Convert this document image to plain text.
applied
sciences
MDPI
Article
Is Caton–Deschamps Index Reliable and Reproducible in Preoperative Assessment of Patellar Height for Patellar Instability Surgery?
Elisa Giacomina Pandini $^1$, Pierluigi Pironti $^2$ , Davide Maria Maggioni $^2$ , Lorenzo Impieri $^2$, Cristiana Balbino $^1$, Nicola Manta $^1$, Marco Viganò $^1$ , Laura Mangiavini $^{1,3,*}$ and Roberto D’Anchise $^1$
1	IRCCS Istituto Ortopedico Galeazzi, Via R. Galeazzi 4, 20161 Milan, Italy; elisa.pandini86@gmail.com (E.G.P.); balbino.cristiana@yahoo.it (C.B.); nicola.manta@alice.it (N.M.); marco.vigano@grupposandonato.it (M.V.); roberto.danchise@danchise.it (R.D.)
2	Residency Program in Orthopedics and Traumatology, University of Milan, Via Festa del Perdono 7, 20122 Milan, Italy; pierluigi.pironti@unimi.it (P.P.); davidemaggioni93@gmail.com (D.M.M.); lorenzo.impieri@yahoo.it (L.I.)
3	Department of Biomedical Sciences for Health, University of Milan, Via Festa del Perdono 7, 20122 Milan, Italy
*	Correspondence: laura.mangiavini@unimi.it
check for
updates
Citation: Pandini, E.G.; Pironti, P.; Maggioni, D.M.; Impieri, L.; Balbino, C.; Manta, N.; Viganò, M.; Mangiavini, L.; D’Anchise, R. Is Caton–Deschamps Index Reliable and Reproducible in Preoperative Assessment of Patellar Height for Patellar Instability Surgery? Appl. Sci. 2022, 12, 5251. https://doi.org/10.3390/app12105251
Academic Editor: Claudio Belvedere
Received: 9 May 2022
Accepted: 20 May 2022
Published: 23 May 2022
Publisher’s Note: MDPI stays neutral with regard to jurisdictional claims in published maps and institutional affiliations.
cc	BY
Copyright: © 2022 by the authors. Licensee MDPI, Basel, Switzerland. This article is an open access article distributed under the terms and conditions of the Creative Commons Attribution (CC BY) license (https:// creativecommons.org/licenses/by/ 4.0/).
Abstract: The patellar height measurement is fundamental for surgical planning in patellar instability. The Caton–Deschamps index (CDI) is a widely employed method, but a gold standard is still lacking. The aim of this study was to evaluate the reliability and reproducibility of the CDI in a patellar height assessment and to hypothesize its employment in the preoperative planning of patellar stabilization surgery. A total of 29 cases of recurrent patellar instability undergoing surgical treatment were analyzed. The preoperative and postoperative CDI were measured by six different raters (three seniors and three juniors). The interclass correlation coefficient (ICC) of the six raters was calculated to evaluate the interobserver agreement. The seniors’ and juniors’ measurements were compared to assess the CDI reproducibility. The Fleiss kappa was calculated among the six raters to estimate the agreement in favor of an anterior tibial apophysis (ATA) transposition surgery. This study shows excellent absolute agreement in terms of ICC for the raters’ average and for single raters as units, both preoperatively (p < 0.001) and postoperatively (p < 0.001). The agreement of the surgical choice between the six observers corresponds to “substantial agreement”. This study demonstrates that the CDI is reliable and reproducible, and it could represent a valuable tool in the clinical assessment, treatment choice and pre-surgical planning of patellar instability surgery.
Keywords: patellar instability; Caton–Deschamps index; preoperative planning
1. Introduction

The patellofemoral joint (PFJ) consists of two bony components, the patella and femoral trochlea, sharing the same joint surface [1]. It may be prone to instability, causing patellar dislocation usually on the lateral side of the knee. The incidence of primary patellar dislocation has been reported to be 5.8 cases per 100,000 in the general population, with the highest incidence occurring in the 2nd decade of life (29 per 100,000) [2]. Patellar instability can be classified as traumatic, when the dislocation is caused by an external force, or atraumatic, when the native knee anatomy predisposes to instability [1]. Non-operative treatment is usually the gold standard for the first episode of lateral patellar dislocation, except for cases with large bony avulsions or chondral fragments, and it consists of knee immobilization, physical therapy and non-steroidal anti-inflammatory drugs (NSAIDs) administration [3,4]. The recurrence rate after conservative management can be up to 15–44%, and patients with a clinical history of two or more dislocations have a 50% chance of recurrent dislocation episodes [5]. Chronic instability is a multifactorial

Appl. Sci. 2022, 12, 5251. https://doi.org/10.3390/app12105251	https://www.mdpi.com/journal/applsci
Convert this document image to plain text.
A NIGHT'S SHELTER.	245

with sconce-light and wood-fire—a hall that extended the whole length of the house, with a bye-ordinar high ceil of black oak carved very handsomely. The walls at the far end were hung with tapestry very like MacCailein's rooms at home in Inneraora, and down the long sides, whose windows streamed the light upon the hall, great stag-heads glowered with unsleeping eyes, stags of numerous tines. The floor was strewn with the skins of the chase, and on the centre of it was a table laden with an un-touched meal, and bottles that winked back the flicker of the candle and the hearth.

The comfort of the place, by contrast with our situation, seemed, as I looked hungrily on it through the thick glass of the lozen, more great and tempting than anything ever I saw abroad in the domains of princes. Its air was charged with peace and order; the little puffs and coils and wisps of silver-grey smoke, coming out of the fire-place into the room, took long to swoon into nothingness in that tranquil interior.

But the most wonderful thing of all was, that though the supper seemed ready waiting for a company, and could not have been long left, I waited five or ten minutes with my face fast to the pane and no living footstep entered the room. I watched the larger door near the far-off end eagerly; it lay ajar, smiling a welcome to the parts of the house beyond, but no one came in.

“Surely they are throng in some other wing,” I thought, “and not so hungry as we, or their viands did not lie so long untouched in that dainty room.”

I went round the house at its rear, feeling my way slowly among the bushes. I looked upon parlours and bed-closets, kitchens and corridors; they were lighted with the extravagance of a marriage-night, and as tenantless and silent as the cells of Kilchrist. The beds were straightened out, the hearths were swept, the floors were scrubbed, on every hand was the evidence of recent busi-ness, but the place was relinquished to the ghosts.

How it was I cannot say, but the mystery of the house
====
### BRIEF
For this exercise, give the entries above again with no difference at all.

### FINISHED EXERCISE
Convert this document image to plain text.
applied
sciences
MDPI
Article
Is Caton–Deschamps Index Reliable and Reproducible in Preoperative Assessment of Patellar Height for Patellar Instability Surgery?
Elisa Giacomina Pandini $^1$, Pierluigi Pironti $^2$ , Davide Maria Maggioni $^2$ , Lorenzo Impieri $^2$, Cristiana Balbino $^1$, Nicola Manta $^1$, Marco Viganò $^1$ , Laura Mangiavini $^{1,3,*}$ and Roberto D’Anchise $^1$
1	IRCCS Istituto Ortopedico Galeazzi, Via R. Galeazzi 4, 20161 Milan, Italy; elisa.pandini86@gmail.com (E.G.P.); balbino.cristiana@yahoo.it (C.B.); nicola.manta@alice.it (N.M.); marco.vigano@grupposandonato.it (M.V.); roberto.danchise@danchise.it (R.D.)
2	Residency Program in Orthopedics and Traumatology, University of Milan, Via Festa del Perdono 7, 20122 Milan, Italy; pierluigi.pironti@unimi.it (P.P.); davidemaggioni93@gmail.com (D.M.M.); lorenzo.impieri@yahoo.it (L.I.)
3	Department of Biomedical Sciences for Health, University of Milan, Via Festa del Perdono 7, 20122 Milan, Italy
*	Correspondence: laura.mangiavini@unimi.it
check for
updates
Citation: Pandini, E.G.; Pironti, P.; Maggioni, D.M.; Impieri, L.; Balbino, C.; Manta, N.; Viganò, M.; Mangiavini, L.; D’Anchise, R. Is Caton–Deschamps Index Reliable and Reproducible in Preoperative Assessment of Patellar Height for Patellar Instability Surgery? Appl. Sci. 2022, 12, 5251. https://doi.org/10.3390/app12105251
Academic Editor: Claudio Belvedere
Received: 9 May 2022
Accepted: 20 May 2022
Published: 23 May 2022
Publisher’s Note: MDPI stays neutral with regard to jurisdictional claims in published maps and institutional affiliations.
cc	BY
Copyright: © 2022 by the authors. Licensee MDPI, Basel, Switzerland. This article is an open access article distributed under the terms and conditions of the Creative Commons Attribution (CC BY) license (https:// creativecommons.org/licenses/by/ 4.0/).
Abstract: The patellar height measurement is fundamental for surgical planning in patellar instability. The Caton–Deschamps index (CDI) is a widely employed method, but a gold standard is still lacking. The aim of this study was to evaluate the reliability and reproducibility of the CDI in a patellar height assessment and to hypothesize its employment in the preoperative planning of patellar stabilization surgery. A total of 29 cases of recurrent patellar instability undergoing surgical treatment were analyzed. The preoperative and postoperative CDI were measured by six different raters (three seniors and three juniors). The interclass correlation coefficient (ICC) of the six raters was calculated to evaluate the interobserver agreement. The seniors’ and juniors’ measurements were compared to assess the CDI reproducibility. The Fleiss kappa was calculated among the six raters to estimate the agreement in favor of an anterior tibial apophysis (ATA) transposition surgery. This study shows excellent absolute agreement in terms of ICC for the raters’ average and for single raters as units, both preoperatively (p < 0.001) and postoperatively (p < 0.001). The agreement of the surgical choice between the six observers corresponds to “substantial agreement”. This study demonstrates that the CDI is reliable and reproducible, and it could represent a valuable tool in the clinical assessment, treatment choice and pre-surgical planning of patellar instability surgery.
Keywords: patellar instability; Caton–Deschamps index; preoperative planning
1. Introduction

The patellofemoral joint (PFJ) consists of two bony components, the patella and femoral trochlea, sharing the same joint surface [1]. It may be prone to instability, causing patellar dislocation usually on the lateral side of the knee. The incidence of primary patellar dislocation has been reported to be 5.8 cases per 100,000 in the general population, with the highest incidence occurring in the 2nd decade of life (29 per 100,000) [2]. Patellar instability can be classified as traumatic, when the dislocation is caused by an external force, or atraumatic, when the native knee anatomy predisposes to instability [1]. Non-operative treatment is usually the gold standard for the first episode of lateral patellar dislocation, except for cases with large bony avulsions or chondral fragments, and it consists of knee immobilization, physical therapy and non-steroidal anti-inflammatory drugs (NSAIDs) administration [3,4]. The recurrence rate after conservative management can be up to 15–44%, and patients with a clinical history of two or more dislocations have a 50% chance of recurrent dislocation episodes [5]. Chronic instability is a multifactorial

Appl. Sci. 2022, 12, 5251. https://doi.org/10.3390/app12105251	https://www.mdpi.com/journal/applsci
Convert this document image to plain text.
A NIGHT'S SHELTER.	245

with sconce-light and wood-fire—a hall that extended the whole length of the house, with a bye-ordinar high ceil of black oak carved very handsomely. The walls at the far end were hung with tapestry very like MacCailein's rooms at home in Inneraora, and down the long sides, whose windows streamed the light upon the hall, great stag-heads glowered with unsleeping eyes, stags of numerous tines. The floor was strewn with the skins of the chase, and on the centre of it was a table laden with an un-touched meal, and bottles that winked back the flicker of the candle and the hearth.

The comfort of the place, by contrast with our situation, seemed, as I looked hungrily on it through the thick glass of the lozen, more great and tempting than anything ever I saw abroad in the domains of princes. Its air was charged with peace and order; the little puffs and coils and wisps of silver-grey smoke, coming out of the fire-place into the room, took long to swoon into nothingness in that tranquil interior.

But the most wonderful thing of all was, that though the supper seemed ready waiting for a company, and could not have been long left, I waited five or ten minutes with my face fast to the pane and no living footstep entered the room. I watched the larger door near the far-off end eagerly; it lay ajar, smiling a welcome to the parts of the house beyond, but no one came in.

“Surely they are throng in some other wing,” I thought, “and not so hungry as we, or their viands did not lie so long untouched in that dainty room.”

I went round the house at its rear, feeling my way slowly among the bushes. I looked upon parlours and bed-closets, kitchens and corridors; they were lighted with the extravagance of a marriage-night, and as tenantless and silent as the cells of Kilchrist. The beds were straightened out, the hearths were swept, the floors were scrubbed, on every hand was the evidence of recent busi-ness, but the place was relinquished to the ghosts.

How it was I cannot say, but the mystery of the house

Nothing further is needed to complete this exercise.